RECORDS SUPPLIED:
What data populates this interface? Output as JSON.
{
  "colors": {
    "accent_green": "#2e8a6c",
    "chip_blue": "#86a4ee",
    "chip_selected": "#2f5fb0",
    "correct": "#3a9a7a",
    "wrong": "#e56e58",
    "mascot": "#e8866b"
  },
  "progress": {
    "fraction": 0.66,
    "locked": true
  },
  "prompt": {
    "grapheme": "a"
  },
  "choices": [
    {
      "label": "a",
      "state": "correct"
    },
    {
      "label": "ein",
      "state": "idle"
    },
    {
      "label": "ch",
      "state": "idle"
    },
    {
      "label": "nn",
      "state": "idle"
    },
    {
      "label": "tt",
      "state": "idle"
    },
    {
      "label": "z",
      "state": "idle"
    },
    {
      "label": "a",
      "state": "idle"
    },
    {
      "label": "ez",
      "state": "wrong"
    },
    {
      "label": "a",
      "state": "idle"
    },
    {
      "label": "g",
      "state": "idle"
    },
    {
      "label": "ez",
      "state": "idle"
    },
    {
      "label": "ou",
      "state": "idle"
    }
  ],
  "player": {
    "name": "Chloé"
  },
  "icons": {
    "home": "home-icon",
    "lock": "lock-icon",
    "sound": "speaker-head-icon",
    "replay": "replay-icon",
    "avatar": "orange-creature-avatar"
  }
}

PROBLEM TO WORK ON:
Exact copies of all the records are required.

REPLY:
What data populates this interface? Output as JSON.
{
  "colors": {
    "accent_green": "#2e8a6c",
    "chip_blue": "#86a4ee",
    "chip_selected": "#2f5fb0",
    "correct": "#3a9a7a",
    "wrong": "#e56e58",
    "mascot": "#e8866b"
  },
  "progress": {
    "fraction": 0.66,
    "locked": true
  },
  "prompt": {
    "grapheme": "a"
  },
  "choices": [
    {
      "label": "a",
      "state": "correct"
    },
    {
      "label": "ein",
      "state": "idle"
    },
    {
      "label": "ch",
      "state": "idle"
    },
    {
      "label": "nn",
      "state": "idle"
    },
    {
      "label": "tt",
      "state": "idle"
    },
    {
      "label": "z",
      "state": "idle"
    },
    {
      "label": "a",
      "state": "idle"
    },
    {
      "label": "ez",
      "state": "wrong"
    },
    {
      "label": "a",
      "state": "idle"
    },
    {
      "label": "g",
      "state": "idle"
    },
    {
      "label": "ez",
      "state": "idle"
    },
    {
      "label": "ou",
      "state": "idle"
    }
  ],
  "player": {
    "name": "Chloé"
  },
  "icons": {
    "home": "home-icon",
    "lock": "lock-icon",
    "sound": "speaker-head-icon",
    "replay": "replay-icon",
    "avatar": "orange-creature-avatar"
  }
}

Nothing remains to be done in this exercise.